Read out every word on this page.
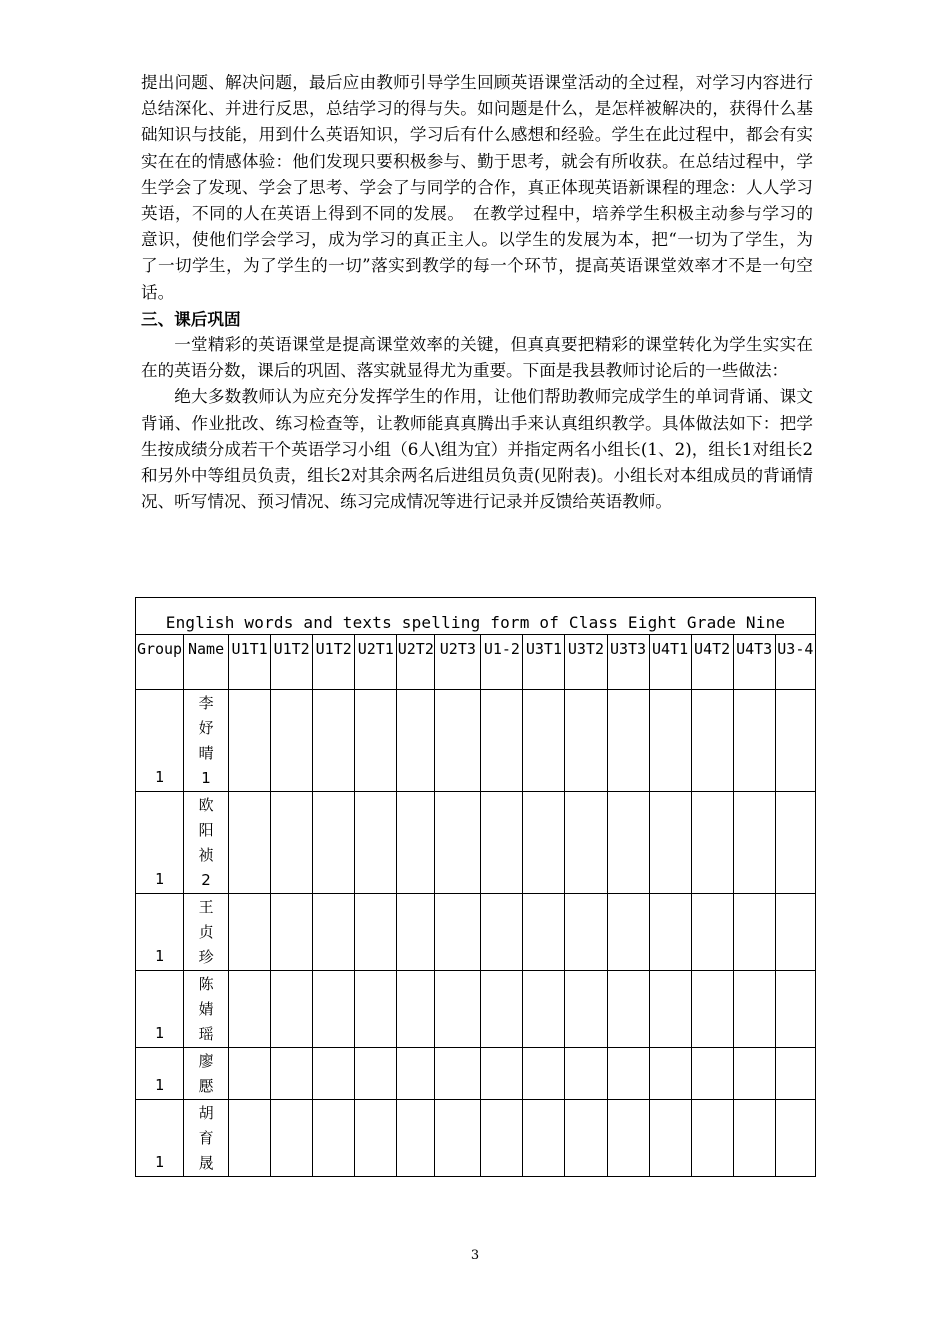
提出问题、解决问题，最后应由教师引导学生回顾英语课堂活动的全过程，对学习内容进行总结深化、并进行反思，总结学习的得与失。如问题是什么，是怎样被解决的，获得什么基础知识与技能，用到什么英语知识，学习后有什么感想和经验。学生在此过程中，都会有实实在在的情感体验：他们发现只要积极参与、勤于思考，就会有所收获。在总结过程中，学生学会了发现、学会了思考、学会了与同学的合作，真正体现英语新课程的理念：人人学习英语，不同的人在英语上得到不同的发展。　在教学过程中，培养学生积极主动参与学习的意识，使他们学会学习，成为学习的真正主人。以学生的发展为本，把“一切为了学生，为了一切学生，为了学生的一切”落实到教学的每一个环节，提高英语课堂效率才不是一句空话。

三、课后巩固

一堂精彩的英语课堂是提高课堂效率的关键，但真真要把精彩的课堂转化为学生实实在在的英语分数，课后的巩固、落实就显得尤为重要。下面是我县教师讨论后的一些做法：

绝大多数教师认为应充分发挥学生的作用，让他们帮助教师完成学生的单词背诵、课文背诵、作业批改、练习检查等，让教师能真真腾出手来认真组织教学。具体做法如下：把学生按成绩分成若干个英语学习小组（6人\组为宜）并指定两名小组长(1、2)，组长1对组长2和另外中等组员负责，组长2对其余两名后进组员负责(见附表)。小组长对本组成员的背诵情况、听写情况、预习情况、练习完成情况等进行记录并反馈给英语教师。

English words and texts spelling form of Class Eight Grade Nine															
Group	Name	U1T1	U1T2	U1T2	U2T1	U2T2	U2T3	U1-2	U3T1	U3T2	U3T3	U4T1	U4T2	U4T3	U3-4
1	李妤晴1														
1	欧阳祯2														
1	王贞珍														
1	陈婧瑶														
1	廖懕														
1	胡育晟														
3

....................

■ DIRECTIONS FOR THIS TASK ■
Your task is to reproduce all of the material exactly. The pictures stay out.

■ COMPLETE OUTPUT ■
Read out every word on this page.
提出问题、解决问题，最后应由教师引导学生回顾英语课堂活动的全过程，对学习内容进行总结深化、并进行反思，总结学习的得与失。如问题是什么，是怎样被解决的，获得什么基础知识与技能，用到什么英语知识，学习后有什么感想和经验。学生在此过程中，都会有实实在在的情感体验：他们发现只要积极参与、勤于思考，就会有所收获。在总结过程中，学生学会了发现、学会了思考、学会了与同学的合作，真正体现英语新课程的理念：人人学习英语，不同的人在英语上得到不同的发展。　在教学过程中，培养学生积极主动参与学习的意识，使他们学会学习，成为学习的真正主人。以学生的发展为本，把“一切为了学生，为了一切学生，为了学生的一切”落实到教学的每一个环节，提高英语课堂效率才不是一句空话。

三、课后巩固

一堂精彩的英语课堂是提高课堂效率的关键，但真真要把精彩的课堂转化为学生实实在在的英语分数，课后的巩固、落实就显得尤为重要。下面是我县教师讨论后的一些做法：

绝大多数教师认为应充分发挥学生的作用，让他们帮助教师完成学生的单词背诵、课文背诵、作业批改、练习检查等，让教师能真真腾出手来认真组织教学。具体做法如下：把学生按成绩分成若干个英语学习小组（6人\组为宜）并指定两名小组长(1、2)，组长1对组长2和另外中等组员负责，组长2对其余两名后进组员负责(见附表)。小组长对本组成员的背诵情况、听写情况、预习情况、练习完成情况等进行记录并反馈给英语教师。

English words and texts spelling form of Class Eight Grade Nine															
Group	Name	U1T1	U1T2	U1T2	U2T1	U2T2	U2T3	U1-2	U3T1	U3T2	U3T3	U4T1	U4T2	U4T3	U3-4
1	李妤晴1														
1	欧阳祯2														
1	王贞珍														
1	陈婧瑶														
1	廖懕														
1	胡育晟														
3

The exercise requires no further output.